-- start Exercise inputs --

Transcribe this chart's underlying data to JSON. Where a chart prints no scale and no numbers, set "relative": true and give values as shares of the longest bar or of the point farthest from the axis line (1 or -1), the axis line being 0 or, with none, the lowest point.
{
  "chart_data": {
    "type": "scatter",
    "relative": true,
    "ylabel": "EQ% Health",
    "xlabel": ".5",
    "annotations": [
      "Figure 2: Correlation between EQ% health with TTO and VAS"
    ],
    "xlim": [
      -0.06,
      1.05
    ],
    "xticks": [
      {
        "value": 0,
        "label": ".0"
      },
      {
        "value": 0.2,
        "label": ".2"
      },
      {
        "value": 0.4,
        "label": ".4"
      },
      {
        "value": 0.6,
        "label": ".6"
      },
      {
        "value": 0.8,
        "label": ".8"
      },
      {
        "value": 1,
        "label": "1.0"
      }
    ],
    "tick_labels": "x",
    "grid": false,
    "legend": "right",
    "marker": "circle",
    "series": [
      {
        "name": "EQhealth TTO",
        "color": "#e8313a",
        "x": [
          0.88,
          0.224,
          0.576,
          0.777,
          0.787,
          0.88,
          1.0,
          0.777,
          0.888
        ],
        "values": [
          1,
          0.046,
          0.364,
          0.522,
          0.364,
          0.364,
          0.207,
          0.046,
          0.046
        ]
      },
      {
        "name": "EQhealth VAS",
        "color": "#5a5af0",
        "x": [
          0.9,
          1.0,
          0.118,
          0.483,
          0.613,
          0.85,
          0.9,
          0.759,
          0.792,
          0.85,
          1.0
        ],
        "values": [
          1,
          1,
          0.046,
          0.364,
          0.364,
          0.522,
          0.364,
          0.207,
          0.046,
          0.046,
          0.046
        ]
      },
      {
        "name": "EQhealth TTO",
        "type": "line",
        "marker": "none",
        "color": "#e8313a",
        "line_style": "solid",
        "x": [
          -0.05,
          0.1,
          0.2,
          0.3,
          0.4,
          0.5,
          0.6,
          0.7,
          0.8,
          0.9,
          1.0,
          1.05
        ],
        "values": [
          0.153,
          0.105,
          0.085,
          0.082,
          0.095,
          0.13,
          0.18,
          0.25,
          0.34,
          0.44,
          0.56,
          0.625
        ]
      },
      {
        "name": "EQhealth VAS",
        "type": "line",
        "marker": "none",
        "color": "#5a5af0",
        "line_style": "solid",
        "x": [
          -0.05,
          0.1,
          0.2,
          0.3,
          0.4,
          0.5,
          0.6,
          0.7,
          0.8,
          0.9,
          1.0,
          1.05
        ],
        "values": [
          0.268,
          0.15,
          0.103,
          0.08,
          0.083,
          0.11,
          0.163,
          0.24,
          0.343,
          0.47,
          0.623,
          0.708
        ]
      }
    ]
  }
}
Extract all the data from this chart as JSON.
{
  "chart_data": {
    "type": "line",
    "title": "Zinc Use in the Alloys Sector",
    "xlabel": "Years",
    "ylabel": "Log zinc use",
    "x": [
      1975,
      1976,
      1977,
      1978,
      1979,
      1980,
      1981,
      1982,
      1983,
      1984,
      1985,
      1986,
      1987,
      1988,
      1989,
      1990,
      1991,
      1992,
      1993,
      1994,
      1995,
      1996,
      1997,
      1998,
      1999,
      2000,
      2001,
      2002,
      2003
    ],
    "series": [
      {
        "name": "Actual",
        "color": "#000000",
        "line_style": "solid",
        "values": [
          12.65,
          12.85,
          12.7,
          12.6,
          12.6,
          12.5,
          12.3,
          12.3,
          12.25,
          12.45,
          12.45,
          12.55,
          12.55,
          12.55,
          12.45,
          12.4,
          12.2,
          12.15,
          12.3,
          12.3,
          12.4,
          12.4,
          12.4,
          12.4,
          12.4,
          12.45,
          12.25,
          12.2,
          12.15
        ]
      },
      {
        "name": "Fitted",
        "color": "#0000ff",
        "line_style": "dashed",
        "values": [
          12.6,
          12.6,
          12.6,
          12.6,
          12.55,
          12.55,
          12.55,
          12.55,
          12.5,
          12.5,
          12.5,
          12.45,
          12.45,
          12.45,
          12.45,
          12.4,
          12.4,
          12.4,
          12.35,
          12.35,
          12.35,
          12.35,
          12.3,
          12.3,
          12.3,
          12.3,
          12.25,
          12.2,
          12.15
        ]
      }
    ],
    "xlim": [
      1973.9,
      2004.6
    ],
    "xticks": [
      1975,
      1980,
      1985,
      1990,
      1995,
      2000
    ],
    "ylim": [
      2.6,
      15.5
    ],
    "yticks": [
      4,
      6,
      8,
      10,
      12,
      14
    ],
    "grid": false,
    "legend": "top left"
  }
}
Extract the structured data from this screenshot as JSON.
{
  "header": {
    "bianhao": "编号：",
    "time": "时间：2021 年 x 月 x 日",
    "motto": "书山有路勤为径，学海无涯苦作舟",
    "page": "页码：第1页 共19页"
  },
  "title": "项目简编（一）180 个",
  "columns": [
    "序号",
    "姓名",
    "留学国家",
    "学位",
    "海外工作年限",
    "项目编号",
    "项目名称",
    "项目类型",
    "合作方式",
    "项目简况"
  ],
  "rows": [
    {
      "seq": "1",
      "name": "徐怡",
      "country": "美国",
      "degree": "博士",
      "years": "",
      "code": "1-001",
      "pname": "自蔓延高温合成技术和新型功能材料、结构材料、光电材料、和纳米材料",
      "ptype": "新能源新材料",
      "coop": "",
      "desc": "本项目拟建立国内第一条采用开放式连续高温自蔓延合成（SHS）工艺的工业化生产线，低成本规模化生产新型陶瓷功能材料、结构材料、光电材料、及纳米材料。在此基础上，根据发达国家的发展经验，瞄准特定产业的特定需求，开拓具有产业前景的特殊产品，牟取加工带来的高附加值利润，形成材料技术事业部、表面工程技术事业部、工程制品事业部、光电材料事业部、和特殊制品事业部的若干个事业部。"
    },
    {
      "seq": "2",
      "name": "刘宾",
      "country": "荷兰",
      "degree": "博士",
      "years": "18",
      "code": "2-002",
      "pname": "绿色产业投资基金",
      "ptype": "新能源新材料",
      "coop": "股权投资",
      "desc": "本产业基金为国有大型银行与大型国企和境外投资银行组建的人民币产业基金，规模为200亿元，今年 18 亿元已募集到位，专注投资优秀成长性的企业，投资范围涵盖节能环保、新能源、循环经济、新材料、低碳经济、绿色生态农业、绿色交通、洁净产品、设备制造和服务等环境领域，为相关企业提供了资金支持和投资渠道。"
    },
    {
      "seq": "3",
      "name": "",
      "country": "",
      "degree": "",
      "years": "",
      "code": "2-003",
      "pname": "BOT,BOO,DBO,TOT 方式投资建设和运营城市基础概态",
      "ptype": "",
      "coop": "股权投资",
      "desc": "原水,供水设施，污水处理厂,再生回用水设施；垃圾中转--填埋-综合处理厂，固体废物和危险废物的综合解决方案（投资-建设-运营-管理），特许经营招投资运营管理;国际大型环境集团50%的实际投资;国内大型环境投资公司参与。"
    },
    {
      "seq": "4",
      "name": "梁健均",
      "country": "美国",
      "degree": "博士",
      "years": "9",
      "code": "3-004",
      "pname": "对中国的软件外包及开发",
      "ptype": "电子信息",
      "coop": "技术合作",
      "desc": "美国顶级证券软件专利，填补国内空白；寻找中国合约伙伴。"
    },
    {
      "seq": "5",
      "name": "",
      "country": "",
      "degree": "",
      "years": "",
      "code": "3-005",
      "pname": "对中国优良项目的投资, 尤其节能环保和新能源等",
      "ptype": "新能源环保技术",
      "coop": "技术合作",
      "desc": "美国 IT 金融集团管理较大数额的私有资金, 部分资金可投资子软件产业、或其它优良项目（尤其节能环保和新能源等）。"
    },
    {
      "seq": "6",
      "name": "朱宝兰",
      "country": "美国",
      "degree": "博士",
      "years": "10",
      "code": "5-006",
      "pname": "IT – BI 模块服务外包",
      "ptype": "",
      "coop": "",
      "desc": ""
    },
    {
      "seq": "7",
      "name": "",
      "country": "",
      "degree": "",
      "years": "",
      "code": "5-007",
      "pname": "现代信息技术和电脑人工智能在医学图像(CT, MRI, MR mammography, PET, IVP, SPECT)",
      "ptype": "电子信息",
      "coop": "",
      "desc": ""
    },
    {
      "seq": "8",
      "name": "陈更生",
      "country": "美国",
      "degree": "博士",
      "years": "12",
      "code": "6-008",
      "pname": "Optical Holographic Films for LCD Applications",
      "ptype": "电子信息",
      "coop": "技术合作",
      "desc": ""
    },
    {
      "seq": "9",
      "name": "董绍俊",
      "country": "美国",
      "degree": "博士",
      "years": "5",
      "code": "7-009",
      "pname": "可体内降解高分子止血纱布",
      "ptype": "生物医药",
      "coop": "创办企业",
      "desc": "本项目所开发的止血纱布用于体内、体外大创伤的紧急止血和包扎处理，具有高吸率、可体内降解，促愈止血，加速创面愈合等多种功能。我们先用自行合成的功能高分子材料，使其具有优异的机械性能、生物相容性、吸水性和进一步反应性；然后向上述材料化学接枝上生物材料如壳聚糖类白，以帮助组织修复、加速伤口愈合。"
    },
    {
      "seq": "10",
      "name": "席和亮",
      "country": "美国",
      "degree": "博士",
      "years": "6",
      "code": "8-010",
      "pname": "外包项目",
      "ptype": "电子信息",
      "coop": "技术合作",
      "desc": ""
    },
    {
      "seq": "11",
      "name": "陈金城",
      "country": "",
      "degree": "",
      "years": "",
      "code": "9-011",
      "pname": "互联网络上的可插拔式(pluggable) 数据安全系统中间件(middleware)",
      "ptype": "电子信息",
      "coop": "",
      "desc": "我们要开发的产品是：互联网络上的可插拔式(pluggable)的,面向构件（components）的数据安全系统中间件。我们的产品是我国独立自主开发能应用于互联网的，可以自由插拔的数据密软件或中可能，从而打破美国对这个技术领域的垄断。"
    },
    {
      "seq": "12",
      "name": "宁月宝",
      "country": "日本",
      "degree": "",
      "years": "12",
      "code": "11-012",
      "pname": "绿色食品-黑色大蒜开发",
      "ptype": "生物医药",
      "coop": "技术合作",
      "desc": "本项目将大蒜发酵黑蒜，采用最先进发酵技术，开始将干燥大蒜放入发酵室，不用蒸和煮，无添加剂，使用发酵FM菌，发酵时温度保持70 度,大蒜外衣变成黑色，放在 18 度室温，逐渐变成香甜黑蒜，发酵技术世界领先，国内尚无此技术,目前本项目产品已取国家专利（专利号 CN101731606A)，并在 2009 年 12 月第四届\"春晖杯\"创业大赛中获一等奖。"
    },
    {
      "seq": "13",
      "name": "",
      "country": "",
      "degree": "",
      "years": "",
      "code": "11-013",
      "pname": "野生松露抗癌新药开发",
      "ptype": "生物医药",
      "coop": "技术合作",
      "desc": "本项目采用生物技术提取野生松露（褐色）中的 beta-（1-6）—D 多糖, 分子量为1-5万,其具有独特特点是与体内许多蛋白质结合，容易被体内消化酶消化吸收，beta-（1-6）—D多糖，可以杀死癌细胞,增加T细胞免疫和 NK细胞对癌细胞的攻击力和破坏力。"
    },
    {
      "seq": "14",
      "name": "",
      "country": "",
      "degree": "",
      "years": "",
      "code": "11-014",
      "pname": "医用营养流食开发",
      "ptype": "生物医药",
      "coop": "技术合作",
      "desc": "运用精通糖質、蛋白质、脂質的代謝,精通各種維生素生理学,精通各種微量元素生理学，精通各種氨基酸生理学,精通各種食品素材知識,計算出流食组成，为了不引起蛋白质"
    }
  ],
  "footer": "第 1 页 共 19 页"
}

-- end Exercise inputs --

Written exercise.
Gather and return every line that holds the string "结构材料".

Response to this task.
      "pname": "自蔓延高温合成技术和新型功能材料、结构材料、光电材料、和纳米材料",
      "desc": "本项目拟建立国内第一条采用开放式连续高温自蔓延合成（SHS）工艺的工业化生产线，低成本规模化生产新型陶瓷功能材料、结构材料、光电材料、及纳米材料。在此基础上，根据发达国家的发展经验，瞄准特定产业的特定需求，开拓具有产业前景的特殊产品，牟取加工带来的高附加值利润，形成材料技术事业部、表面工程技术事业部、工程制品事业部、光电材料事业部、和特殊制品事业部的若干个事业部。"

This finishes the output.